# The input
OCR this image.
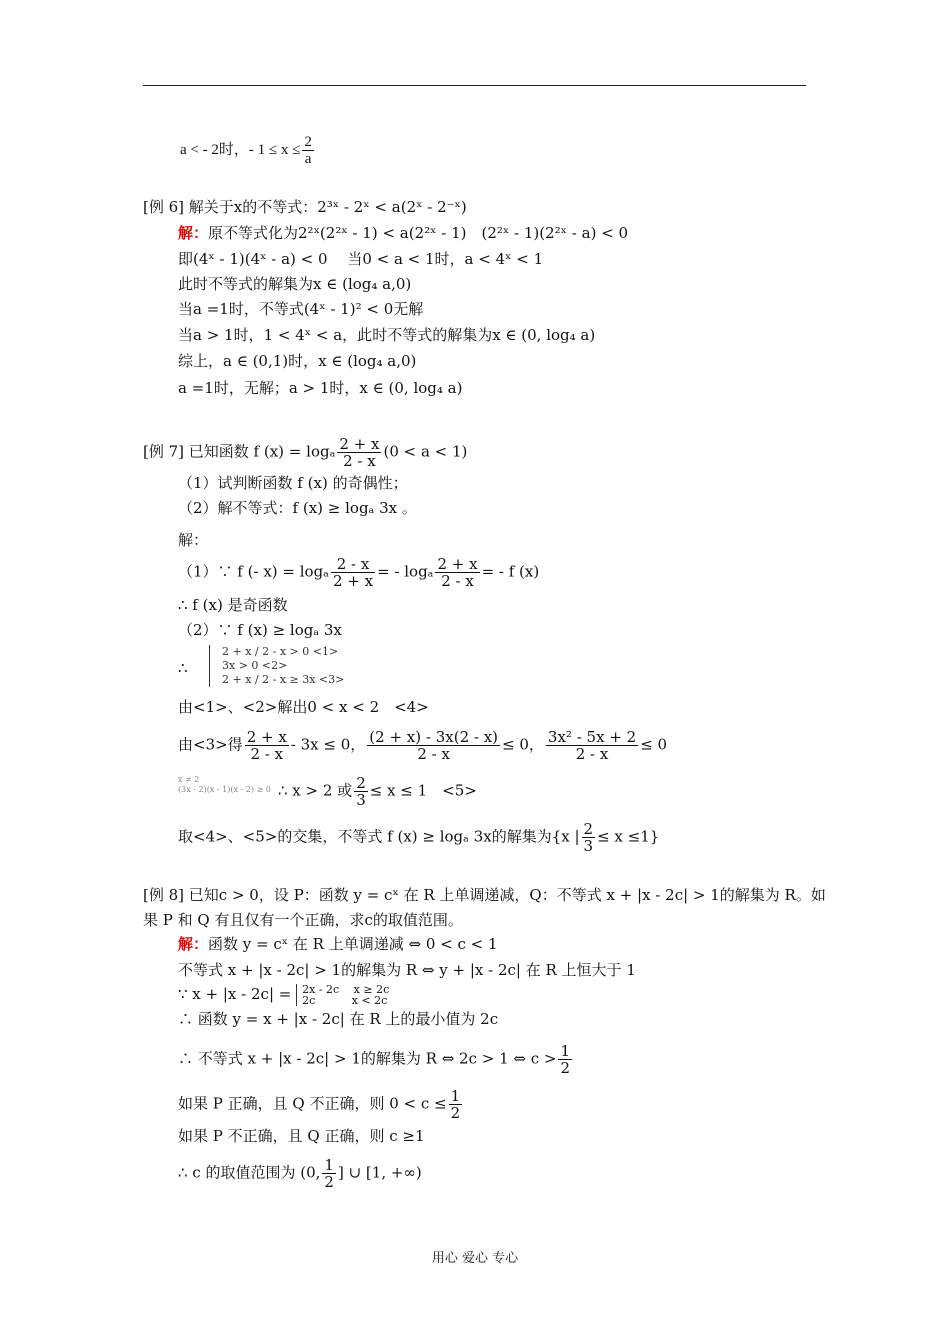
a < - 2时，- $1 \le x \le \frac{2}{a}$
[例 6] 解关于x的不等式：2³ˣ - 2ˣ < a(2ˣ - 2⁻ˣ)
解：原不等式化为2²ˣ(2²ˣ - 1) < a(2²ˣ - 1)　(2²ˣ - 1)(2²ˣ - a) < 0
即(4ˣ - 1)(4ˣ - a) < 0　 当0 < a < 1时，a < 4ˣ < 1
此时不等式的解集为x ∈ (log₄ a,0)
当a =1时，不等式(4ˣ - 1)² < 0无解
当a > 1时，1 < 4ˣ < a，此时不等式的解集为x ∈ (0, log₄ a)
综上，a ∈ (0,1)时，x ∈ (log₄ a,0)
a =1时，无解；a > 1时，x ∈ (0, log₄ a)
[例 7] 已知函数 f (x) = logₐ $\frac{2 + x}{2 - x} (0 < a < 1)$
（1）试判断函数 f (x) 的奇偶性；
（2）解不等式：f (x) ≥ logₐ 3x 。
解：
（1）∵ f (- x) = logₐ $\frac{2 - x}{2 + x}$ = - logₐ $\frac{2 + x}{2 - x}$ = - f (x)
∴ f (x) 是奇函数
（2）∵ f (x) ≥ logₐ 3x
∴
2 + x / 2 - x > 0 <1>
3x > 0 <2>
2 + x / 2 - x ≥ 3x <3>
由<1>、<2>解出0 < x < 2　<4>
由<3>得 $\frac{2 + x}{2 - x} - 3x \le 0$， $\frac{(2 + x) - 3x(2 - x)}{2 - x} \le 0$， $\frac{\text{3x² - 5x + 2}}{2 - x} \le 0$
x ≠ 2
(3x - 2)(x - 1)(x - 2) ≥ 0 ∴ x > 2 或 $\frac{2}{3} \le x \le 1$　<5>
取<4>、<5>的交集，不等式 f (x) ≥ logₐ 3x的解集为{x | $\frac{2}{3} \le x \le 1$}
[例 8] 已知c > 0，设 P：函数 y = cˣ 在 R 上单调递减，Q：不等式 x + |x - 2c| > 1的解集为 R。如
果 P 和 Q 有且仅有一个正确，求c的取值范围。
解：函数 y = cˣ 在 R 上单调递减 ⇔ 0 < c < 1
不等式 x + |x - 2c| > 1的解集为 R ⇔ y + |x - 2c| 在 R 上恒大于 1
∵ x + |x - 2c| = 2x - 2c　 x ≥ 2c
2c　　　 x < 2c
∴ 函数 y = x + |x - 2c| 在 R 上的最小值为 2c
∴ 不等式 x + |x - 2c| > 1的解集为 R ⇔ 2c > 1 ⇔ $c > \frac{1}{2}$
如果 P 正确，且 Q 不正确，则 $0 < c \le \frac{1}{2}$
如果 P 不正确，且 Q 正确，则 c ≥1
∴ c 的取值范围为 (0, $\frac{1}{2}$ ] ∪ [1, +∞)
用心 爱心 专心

# The problem
Pick out all lines containing the string "上单调递减".

# Task solution
[例 8] 已知c > 0，设 P：函数 y = cˣ 在 R 上单调递减，Q：不等式 x + |x - 2c| > 1的解集为 R。如
解：函数 y = cˣ 在 R 上单调递减 ⇔ 0 < c < 1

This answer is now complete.